═══ Raw data ═══

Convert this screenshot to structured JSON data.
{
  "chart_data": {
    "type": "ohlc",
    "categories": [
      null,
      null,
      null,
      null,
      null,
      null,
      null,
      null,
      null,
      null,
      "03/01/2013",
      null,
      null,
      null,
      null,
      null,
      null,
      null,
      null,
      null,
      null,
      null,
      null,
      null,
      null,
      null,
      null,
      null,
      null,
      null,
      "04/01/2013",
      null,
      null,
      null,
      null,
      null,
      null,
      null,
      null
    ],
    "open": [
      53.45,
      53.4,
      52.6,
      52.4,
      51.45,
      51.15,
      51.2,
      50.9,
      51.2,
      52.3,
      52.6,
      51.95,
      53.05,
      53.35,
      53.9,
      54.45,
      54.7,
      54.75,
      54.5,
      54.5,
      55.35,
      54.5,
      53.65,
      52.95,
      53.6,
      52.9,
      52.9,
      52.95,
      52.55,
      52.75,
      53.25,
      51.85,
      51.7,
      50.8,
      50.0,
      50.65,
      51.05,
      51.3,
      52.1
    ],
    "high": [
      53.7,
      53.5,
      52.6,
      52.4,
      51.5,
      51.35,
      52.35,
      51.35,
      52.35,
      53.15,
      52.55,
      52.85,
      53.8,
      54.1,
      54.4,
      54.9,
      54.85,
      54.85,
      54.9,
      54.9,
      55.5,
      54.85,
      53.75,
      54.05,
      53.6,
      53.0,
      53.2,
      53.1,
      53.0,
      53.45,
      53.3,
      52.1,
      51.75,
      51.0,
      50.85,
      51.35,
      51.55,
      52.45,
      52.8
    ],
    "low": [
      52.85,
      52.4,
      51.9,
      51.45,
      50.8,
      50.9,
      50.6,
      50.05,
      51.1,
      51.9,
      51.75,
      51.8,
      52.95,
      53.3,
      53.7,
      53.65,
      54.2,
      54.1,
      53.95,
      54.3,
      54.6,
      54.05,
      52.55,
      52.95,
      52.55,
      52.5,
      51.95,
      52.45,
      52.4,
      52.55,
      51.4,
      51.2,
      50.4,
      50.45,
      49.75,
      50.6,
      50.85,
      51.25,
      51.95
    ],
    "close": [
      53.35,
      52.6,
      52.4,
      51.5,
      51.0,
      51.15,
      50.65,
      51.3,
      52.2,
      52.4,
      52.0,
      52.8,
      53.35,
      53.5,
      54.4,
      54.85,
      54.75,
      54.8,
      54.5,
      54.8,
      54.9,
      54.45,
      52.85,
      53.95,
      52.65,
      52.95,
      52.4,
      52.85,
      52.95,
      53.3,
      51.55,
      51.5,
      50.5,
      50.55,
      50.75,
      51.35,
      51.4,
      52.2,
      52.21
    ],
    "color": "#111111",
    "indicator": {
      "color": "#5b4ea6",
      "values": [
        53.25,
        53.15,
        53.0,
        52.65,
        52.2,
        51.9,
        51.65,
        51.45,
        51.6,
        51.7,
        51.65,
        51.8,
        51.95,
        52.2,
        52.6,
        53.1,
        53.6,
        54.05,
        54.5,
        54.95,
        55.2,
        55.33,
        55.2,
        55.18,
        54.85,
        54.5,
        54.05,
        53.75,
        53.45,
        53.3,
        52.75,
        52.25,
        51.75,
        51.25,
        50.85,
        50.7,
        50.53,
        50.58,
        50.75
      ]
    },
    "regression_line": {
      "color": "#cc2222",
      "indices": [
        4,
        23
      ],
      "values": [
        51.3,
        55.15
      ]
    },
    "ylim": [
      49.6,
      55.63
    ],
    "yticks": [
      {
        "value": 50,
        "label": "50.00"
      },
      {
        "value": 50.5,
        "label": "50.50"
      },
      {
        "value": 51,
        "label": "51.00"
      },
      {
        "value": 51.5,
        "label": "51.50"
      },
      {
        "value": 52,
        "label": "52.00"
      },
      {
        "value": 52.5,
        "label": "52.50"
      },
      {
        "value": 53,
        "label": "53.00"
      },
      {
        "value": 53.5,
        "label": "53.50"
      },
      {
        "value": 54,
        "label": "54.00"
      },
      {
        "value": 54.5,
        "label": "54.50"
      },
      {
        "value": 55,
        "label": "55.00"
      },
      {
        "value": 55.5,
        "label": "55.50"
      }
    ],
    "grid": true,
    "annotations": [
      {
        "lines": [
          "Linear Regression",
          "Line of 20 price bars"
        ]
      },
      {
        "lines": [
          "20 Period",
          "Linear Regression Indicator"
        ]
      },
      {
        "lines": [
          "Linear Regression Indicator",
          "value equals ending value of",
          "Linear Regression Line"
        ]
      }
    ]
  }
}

═══
═══ Raw data ═══

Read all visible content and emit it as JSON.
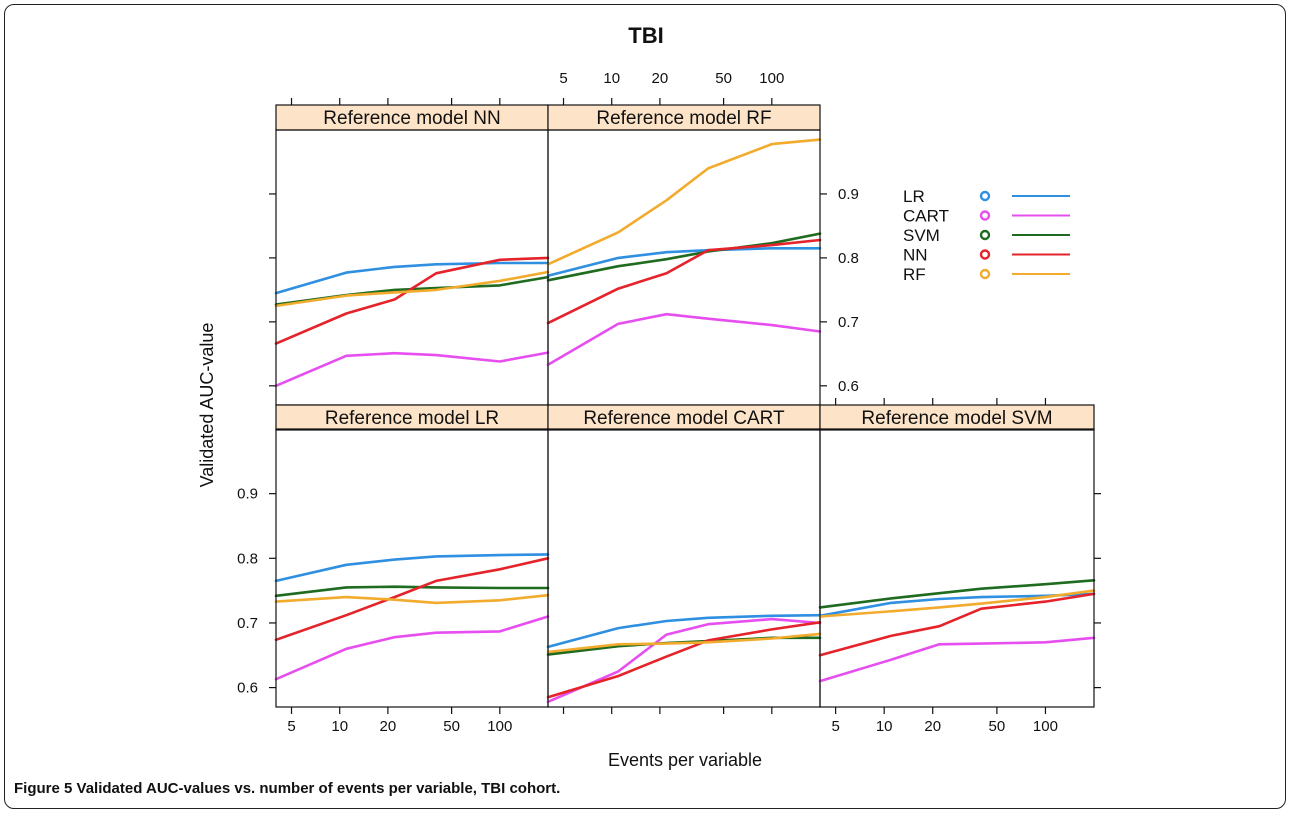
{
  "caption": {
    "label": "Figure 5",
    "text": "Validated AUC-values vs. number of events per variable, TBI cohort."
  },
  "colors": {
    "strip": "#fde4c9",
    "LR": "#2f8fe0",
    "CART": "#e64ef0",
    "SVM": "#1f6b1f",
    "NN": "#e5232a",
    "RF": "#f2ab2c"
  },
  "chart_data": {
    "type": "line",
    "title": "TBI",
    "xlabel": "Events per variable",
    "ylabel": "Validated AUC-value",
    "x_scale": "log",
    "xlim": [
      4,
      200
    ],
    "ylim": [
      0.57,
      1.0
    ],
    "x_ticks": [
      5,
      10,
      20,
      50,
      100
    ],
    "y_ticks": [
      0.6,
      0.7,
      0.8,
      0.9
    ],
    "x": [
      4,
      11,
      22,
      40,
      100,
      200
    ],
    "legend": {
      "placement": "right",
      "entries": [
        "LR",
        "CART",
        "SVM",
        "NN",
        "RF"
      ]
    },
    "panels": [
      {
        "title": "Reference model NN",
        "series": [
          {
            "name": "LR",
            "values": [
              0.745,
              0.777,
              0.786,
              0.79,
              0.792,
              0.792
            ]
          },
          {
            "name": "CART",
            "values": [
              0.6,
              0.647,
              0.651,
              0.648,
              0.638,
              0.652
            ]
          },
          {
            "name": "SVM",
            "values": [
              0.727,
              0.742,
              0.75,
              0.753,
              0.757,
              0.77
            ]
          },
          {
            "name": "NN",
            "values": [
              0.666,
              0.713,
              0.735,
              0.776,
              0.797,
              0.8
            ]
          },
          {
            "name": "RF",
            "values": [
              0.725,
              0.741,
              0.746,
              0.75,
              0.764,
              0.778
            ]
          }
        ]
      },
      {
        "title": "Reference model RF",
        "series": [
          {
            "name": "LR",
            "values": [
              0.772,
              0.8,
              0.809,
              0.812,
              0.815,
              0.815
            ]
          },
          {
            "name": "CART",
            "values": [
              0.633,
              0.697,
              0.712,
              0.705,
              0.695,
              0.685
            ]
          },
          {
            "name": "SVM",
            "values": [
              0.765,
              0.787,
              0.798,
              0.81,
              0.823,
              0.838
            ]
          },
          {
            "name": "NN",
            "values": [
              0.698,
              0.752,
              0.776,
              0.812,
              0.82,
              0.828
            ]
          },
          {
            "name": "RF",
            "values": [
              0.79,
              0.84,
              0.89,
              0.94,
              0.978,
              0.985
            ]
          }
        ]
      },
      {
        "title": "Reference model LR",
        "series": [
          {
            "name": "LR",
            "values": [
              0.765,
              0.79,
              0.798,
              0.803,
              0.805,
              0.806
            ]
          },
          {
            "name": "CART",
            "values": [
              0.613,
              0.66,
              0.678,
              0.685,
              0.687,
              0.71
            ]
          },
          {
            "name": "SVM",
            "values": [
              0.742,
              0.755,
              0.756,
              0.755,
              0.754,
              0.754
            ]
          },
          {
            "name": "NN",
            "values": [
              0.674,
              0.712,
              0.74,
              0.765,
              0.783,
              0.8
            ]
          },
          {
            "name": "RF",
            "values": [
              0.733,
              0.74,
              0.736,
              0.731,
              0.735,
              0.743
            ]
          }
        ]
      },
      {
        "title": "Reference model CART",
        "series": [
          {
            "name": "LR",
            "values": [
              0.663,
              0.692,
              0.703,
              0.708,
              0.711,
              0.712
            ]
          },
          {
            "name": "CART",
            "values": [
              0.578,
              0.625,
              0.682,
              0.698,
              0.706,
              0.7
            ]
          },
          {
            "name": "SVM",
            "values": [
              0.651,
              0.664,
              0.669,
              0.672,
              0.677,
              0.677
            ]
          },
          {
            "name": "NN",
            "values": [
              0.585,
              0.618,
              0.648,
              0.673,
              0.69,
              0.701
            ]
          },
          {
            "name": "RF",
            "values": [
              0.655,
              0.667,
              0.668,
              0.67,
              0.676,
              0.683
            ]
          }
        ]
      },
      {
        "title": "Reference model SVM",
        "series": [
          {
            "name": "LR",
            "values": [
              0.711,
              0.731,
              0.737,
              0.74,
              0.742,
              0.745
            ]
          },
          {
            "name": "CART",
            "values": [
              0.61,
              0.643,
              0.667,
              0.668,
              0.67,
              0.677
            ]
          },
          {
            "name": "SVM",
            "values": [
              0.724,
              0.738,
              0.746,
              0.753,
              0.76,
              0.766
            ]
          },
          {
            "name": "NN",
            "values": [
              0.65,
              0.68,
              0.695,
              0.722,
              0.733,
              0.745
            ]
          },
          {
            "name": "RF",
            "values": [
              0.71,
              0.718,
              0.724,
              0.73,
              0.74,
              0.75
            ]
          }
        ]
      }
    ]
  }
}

═══

Copy out each line of the records that holds the string "title".

__Exercise output__:
    "title": "TBI",
        "title": "Reference model NN",
        "title": "Reference model RF",
        "title": "Reference model LR",
        "title": "Reference model CART",
        "title": "Reference model SVM",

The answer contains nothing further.